_Problems_
[1] Duplicate the part of the book review of The Five People You Meet In Heaven starting at "The concept is" and ending at "I would want.".
[2] Extend the book review of The Five People You Meet In Heaven past its final sentence.

_Document_
**********

Posted in 2018, Fiction

The Five People You Meet In Heaven by Mitch Albom

I don’t know why I think this, but I feel like this book is underrated. There is nothing too special about the book to make me think that, I just do.

The story follows a man named Eddie, from the day of this death (which just happens to be his birthday) to the five people he meets in heaven, and the stories in between.

The concept is that when you die, you meet five people in heaven that help you understand your life. The themes I see throughout the book is forgiveness, how to let go, integrity, and humility.

Let’s get straight to the quotes:

“There are five people you meet in heaven,” the Blue Man suddenly said. “Each of us was in your life for a reason. You may not have known the reason at the time, and that is what heaven is for. For understanding your life on earth.”
Eddie looked confused.
“People think of heaven as a paradise garden, a place where they can float on clouds and laze in rivers and mountains. But scenery without solace is meaningless.
“This is the greatest gift God can give you: to understand what happened in your life. Yo have it explained. It is the peace you have been searching for.”

I don’t believe in heaven, but if I did, that’s what I would want.

“Fairness,” he said, “does not govern life and death. If it did, no good person would ever die young.”

“My funeral,” the Blue Man said. “Look at the mourners. Some did not even know me well, yet they came. Why? Did you ever wonder? Why people gather when others die? Why people feel they should?
“It is because the human spirit knows, deep down, that all lives intersect. That death doesnt’ just take someone, it misses someone else, and in the small distance between being taken and being missed, lives are changed.”

“Strangers,” the Blue Man said, “are just family you have yet to come to know.”

“No life is a waste,” the Blue Man said. “The only time we waste is the time we spend thinking we are alone.”

**********

_Given records_
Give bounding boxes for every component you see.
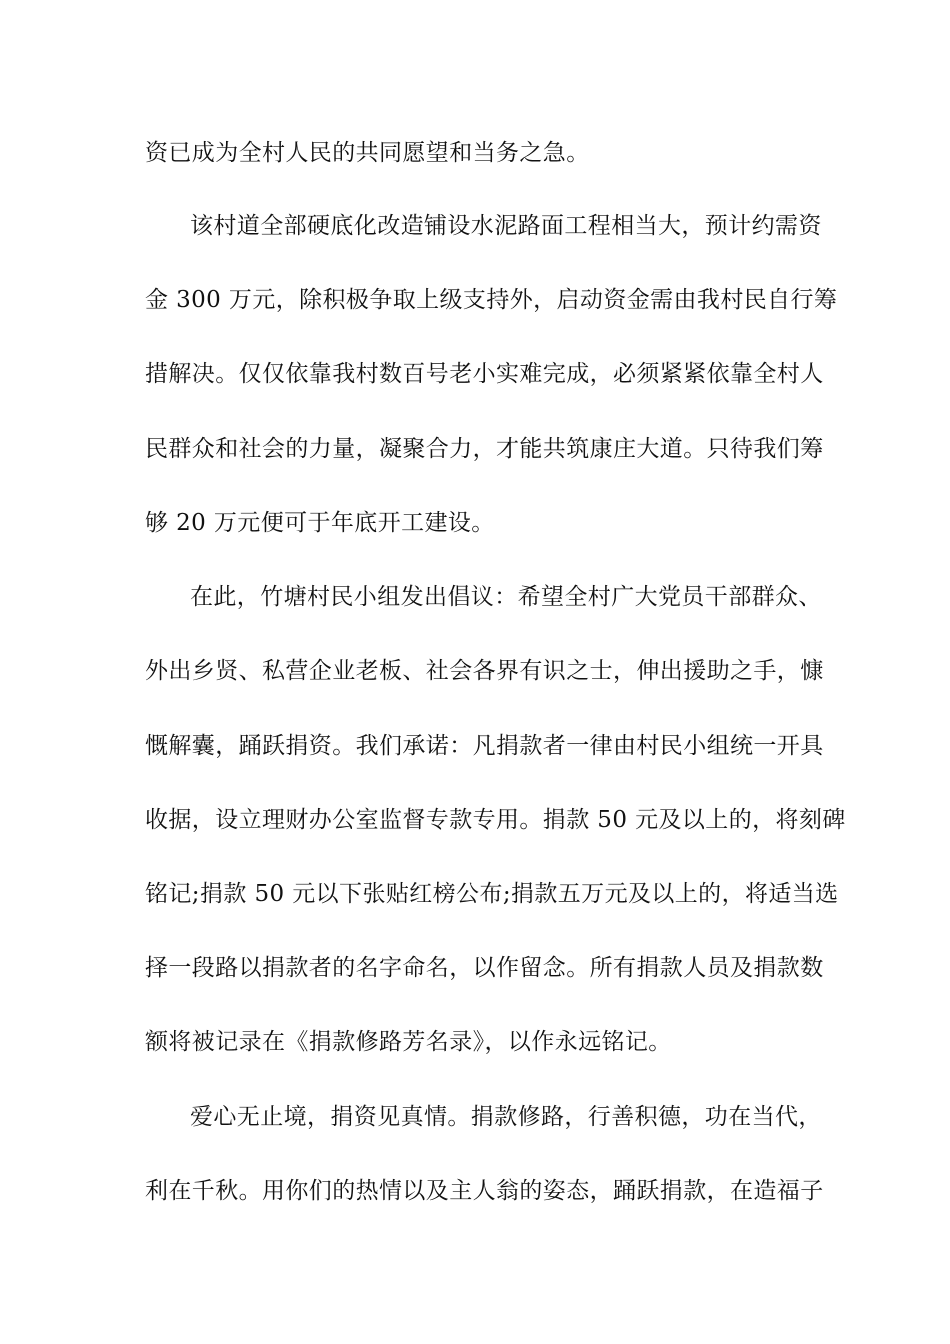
text-line: 资已成为全村人民的共同愿望和当务之急。 (145, 140, 590, 166)
text-line: 措解决。仅仅依靠我村数百号老小实难完成，必须紧紧依靠全村人 (145, 361, 824, 387)
paragraph-start-line: 在此，竹塘村民小组发出倡议：希望全村广大党员干部群众、 (190, 584, 822, 610)
text-line: 择一段路以捐款者的名字命名，以作留念。所有捐款人员及捐款数 (145, 955, 824, 981)
paragraph-start-line: 爱心无止境，捐资见真情。捐款修路，行善积德，功在当代， (190, 1104, 822, 1130)
text-line: 外出乡贤、私营企业老板、社会各界有识之士，伸出援助之手，慷 (145, 658, 824, 684)
text-line: 民群众和社会的力量，凝聚合力，才能共筑康庄大道。只待我们筹 (145, 436, 824, 462)
text-line: 铭记;捐款 50 元以下张贴红榜公布;捐款五万元及以上的，将适当选 (145, 881, 839, 907)
text-line: 够 20 万元便可于年底开工建设。 (145, 510, 495, 536)
text-line: 额将被记录在《捐款修路芳名录》，以作永远铭记。 (145, 1029, 672, 1055)
paragraph-start-line: 该村道全部硬底化改造铺设水泥路面工程相当大，预计约需资 (190, 213, 822, 239)
text-line: 金 300 万元，除积极争取上级支持外，启动资金需由我村民自行筹 (145, 287, 838, 313)
text-line: 慨解囊，踊跃捐资。我们承诺：凡捐款者一律由村民小组统一开具 (145, 733, 824, 759)
text-line: 利在千秋。用你们的热情以及主人翁的姿态，踊跃捐款，在造福子 (145, 1178, 824, 1204)
text-line: 收据，设立理财办公室监督专款专用。捐款 50 元及以上的，将刻碑 (145, 807, 846, 833)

**********

_Responses in order_
[1]
The concept is that when you die, you meet five people in heaven that help you understand your life. The themes I see throughout the book is forgiveness, how to let go, integrity, and humility.

Let’s get straight to the quotes:

“There are five people you meet in heaven,” the Blue Man suddenly said. “Each of us was in your life for a reason. You may not have known the reason at the time, and that is what heaven is for. For understanding your life on earth.”
Eddie looked confused.
“People think of heaven as a paradise garden, a place where they can float on clouds and laze in rivers and mountains. But scenery without solace is meaningless.
“This is the greatest gift God can give you: to understand what happened in your life. Yo have it explained. It is the peace you have been searching for.”

I don’t believe in heaven, but if I did, that’s what I would want.

[2]
That was the first lesson. From that, I took that no event is random. The circumstances have a reason for why it happened the way it did, whether we agree with it or not.

He wakes up the next morning and he has a fresh new world to work with, but he has something else, too. He has his yesterday.”

I never realized how powerful the past can be till I read this. You get a fresh start with the knowledge of yesterday. It’s common sense, but how many times have we taken something for granted.

“Sacrifice,” The Captain said. “You made one. I made one. We all make them. But you were angry over yours. You kept thinking about what you lost.
“You didn’t get it. Sacrifice is a part of life. It’s supposed to be. It’s not something to regret. It’s something to aspire to. Little sacrifices. Big sacrifices. A mother works so her son can go to school. A daughter moves home to take care of her sick father.
“A son goes to war…”

Sacrifice is the second lesson. Bitterness can ruin a soul faster than any substance. Sacrifice is selflessness. It’s understanding that you are not entitled. It’s knowing you are a part of a greater scheme of life.

Through it all, despite it all, Eddie privately adored his old man, because sons will adore their fathers through even the worst behavior. It is how they learn devotion. Before he can devote himself to God or a woman, a boy will devote himself to his father, even foolishly, even beyond explanation.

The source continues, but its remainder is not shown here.